§ **Items from a figure collection**:
+++

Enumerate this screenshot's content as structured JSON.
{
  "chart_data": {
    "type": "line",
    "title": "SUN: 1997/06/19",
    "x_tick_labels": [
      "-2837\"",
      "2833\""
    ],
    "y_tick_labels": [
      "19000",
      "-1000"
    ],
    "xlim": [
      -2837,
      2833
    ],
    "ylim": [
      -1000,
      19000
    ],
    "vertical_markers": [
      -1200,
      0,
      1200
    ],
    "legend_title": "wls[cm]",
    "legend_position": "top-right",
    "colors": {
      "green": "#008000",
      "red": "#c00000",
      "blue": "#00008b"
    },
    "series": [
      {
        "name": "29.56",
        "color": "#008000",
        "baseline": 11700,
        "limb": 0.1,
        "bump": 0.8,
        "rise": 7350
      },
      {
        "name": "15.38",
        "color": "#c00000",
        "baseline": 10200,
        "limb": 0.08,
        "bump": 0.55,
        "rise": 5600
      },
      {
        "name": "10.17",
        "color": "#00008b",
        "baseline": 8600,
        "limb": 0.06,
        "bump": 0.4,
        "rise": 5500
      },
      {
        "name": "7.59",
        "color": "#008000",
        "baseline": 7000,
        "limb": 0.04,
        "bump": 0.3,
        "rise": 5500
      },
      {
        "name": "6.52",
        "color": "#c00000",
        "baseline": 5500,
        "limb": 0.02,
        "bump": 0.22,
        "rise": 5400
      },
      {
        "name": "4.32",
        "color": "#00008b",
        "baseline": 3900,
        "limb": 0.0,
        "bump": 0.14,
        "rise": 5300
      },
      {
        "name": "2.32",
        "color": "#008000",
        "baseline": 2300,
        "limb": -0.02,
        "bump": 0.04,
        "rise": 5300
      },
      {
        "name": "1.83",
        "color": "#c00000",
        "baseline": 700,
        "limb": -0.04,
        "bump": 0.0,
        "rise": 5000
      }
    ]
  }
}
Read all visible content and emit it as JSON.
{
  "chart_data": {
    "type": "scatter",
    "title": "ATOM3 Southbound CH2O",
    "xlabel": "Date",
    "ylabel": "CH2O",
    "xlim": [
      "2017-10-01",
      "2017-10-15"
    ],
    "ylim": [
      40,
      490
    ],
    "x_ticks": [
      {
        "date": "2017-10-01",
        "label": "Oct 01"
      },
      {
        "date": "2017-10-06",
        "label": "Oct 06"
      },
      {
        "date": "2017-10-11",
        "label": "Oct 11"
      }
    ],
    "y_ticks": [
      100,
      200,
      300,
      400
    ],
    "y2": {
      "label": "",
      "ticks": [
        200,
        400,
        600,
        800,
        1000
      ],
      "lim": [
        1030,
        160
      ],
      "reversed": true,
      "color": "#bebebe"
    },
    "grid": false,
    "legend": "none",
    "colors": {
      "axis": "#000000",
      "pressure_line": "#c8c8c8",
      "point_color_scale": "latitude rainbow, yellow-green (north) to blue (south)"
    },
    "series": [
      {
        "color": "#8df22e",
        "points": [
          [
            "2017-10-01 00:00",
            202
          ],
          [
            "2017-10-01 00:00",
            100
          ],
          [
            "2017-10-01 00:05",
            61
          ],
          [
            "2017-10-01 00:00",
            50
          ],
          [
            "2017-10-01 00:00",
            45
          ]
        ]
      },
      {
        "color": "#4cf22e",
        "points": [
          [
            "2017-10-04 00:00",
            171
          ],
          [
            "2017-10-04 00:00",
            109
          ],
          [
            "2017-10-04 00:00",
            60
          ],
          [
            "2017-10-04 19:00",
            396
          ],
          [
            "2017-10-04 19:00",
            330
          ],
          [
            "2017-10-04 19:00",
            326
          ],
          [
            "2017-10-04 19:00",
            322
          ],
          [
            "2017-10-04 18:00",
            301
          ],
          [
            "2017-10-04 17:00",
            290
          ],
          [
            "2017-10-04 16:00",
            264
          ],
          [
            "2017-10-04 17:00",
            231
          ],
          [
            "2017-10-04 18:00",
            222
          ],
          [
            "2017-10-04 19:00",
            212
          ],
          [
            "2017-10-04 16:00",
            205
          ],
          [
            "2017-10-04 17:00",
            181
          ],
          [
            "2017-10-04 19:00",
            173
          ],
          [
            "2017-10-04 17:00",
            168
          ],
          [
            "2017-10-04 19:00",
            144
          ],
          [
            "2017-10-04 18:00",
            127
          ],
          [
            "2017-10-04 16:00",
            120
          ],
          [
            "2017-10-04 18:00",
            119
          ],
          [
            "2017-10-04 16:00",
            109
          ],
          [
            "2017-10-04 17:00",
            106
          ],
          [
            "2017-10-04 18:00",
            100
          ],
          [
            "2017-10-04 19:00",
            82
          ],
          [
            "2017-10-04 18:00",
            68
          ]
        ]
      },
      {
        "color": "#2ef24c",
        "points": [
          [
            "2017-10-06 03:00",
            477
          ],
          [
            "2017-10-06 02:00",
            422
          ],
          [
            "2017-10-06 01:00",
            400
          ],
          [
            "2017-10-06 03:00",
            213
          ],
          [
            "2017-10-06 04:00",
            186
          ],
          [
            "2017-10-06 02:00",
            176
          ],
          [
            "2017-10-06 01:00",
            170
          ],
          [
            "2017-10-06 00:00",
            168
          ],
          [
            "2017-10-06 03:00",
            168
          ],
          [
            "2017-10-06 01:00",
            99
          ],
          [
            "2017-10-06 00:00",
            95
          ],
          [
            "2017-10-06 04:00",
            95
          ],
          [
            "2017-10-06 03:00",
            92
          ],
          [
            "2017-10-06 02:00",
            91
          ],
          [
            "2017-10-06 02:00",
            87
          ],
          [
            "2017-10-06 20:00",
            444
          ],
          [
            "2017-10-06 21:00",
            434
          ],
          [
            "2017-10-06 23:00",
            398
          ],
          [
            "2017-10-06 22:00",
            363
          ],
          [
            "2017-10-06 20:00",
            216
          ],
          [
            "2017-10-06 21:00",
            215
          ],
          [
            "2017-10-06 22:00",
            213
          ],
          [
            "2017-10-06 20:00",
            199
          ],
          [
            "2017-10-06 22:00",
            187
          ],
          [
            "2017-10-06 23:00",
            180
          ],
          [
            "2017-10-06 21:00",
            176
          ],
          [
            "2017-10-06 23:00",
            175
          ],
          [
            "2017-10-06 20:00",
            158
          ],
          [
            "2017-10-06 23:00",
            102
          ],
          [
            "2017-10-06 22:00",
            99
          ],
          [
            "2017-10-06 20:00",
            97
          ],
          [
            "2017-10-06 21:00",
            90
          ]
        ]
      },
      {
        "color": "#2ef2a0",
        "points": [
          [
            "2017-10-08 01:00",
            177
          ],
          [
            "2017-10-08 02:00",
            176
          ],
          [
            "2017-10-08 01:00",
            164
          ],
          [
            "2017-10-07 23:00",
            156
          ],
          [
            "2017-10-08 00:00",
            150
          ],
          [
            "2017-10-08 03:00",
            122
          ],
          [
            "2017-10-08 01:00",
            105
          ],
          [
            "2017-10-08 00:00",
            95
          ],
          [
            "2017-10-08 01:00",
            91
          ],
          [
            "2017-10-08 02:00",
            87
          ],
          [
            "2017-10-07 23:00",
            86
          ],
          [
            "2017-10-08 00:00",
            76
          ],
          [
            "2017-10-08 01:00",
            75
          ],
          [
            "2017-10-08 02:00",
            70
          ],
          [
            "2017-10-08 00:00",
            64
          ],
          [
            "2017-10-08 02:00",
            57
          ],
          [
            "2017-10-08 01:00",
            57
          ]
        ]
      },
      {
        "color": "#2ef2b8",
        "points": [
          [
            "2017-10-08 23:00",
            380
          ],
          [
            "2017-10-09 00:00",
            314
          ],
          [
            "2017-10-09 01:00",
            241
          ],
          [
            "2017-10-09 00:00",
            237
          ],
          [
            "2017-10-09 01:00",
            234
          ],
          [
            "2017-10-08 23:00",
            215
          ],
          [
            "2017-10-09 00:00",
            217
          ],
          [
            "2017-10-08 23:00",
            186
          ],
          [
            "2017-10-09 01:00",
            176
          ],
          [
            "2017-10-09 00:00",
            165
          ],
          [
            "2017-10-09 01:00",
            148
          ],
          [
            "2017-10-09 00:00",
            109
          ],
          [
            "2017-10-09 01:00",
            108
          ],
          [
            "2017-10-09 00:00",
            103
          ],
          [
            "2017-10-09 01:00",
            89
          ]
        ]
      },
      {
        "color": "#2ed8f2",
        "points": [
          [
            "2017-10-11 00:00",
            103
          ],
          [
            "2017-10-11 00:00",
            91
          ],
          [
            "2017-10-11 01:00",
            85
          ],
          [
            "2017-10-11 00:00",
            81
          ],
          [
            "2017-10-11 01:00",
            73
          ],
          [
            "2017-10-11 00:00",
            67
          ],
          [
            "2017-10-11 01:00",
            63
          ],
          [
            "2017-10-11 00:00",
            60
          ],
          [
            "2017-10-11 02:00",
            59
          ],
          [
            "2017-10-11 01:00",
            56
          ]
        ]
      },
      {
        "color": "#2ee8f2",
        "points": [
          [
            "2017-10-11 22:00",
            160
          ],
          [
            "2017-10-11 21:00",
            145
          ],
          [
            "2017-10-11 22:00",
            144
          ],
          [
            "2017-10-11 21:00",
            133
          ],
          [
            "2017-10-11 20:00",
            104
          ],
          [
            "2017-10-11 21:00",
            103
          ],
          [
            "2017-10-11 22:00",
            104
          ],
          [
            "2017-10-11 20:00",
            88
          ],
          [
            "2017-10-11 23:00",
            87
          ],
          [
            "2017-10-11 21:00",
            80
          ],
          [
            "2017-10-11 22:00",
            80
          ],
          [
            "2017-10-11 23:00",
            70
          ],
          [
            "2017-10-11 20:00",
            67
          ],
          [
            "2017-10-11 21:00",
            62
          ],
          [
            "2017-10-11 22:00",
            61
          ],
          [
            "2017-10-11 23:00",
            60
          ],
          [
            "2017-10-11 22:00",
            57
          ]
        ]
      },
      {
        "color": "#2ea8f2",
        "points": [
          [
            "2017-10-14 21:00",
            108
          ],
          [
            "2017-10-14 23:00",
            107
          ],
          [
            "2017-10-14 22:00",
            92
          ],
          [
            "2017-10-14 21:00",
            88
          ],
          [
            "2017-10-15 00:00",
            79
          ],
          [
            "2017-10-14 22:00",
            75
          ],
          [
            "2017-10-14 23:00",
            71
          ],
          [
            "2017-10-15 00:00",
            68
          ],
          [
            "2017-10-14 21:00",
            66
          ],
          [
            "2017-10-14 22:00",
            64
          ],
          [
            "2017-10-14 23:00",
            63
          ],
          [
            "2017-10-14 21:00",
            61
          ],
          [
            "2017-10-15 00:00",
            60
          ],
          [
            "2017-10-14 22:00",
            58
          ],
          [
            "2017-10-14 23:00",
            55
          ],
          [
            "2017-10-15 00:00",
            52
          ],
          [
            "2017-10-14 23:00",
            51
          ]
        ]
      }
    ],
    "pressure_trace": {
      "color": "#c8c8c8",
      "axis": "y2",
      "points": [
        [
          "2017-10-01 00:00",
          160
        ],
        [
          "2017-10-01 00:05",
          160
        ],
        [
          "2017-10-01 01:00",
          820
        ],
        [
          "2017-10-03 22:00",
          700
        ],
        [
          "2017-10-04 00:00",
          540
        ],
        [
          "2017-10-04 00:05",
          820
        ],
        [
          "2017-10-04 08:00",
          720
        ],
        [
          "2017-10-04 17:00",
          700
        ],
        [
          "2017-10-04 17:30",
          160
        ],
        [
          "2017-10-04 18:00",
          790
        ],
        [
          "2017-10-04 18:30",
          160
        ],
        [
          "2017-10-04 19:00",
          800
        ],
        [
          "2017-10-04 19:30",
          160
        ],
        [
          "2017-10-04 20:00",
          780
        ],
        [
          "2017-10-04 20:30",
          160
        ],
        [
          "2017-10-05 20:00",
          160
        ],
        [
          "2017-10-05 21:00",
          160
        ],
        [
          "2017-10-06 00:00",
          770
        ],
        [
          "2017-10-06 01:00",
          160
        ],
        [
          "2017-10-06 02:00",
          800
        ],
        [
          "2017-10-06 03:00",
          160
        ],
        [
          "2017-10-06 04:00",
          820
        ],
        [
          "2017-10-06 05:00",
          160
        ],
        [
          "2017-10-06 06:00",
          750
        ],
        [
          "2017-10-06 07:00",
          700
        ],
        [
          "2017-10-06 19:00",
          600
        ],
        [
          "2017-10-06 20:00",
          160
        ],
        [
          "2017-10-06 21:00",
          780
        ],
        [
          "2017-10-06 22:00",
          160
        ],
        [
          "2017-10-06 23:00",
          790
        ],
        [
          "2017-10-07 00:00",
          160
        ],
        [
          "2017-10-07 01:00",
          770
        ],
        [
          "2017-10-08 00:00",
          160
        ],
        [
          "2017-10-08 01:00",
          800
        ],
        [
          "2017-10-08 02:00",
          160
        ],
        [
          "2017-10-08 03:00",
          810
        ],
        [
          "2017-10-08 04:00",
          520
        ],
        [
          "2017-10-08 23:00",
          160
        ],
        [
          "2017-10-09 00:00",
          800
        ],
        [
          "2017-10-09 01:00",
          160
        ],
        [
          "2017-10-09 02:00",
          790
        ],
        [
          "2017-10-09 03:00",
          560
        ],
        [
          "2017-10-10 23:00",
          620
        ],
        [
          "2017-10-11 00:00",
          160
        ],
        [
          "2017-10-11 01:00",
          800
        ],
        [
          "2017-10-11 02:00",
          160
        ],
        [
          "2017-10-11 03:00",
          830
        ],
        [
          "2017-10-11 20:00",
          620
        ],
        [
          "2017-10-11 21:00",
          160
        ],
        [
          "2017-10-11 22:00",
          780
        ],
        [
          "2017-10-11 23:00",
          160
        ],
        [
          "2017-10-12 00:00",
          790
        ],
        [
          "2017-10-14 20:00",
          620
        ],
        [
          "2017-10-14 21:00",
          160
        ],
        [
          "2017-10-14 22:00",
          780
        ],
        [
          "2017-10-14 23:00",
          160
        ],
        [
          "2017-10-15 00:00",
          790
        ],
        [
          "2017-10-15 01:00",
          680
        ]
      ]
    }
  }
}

+++

§ **STATED GOAL**: Using the listing above, pull out all lines that hold the word "blue".

§ **TASK SOLUTION**:
      "blue": "#00008b"
      "point_color_scale": "latitude rainbow, yellow-green (north) to blue (south)"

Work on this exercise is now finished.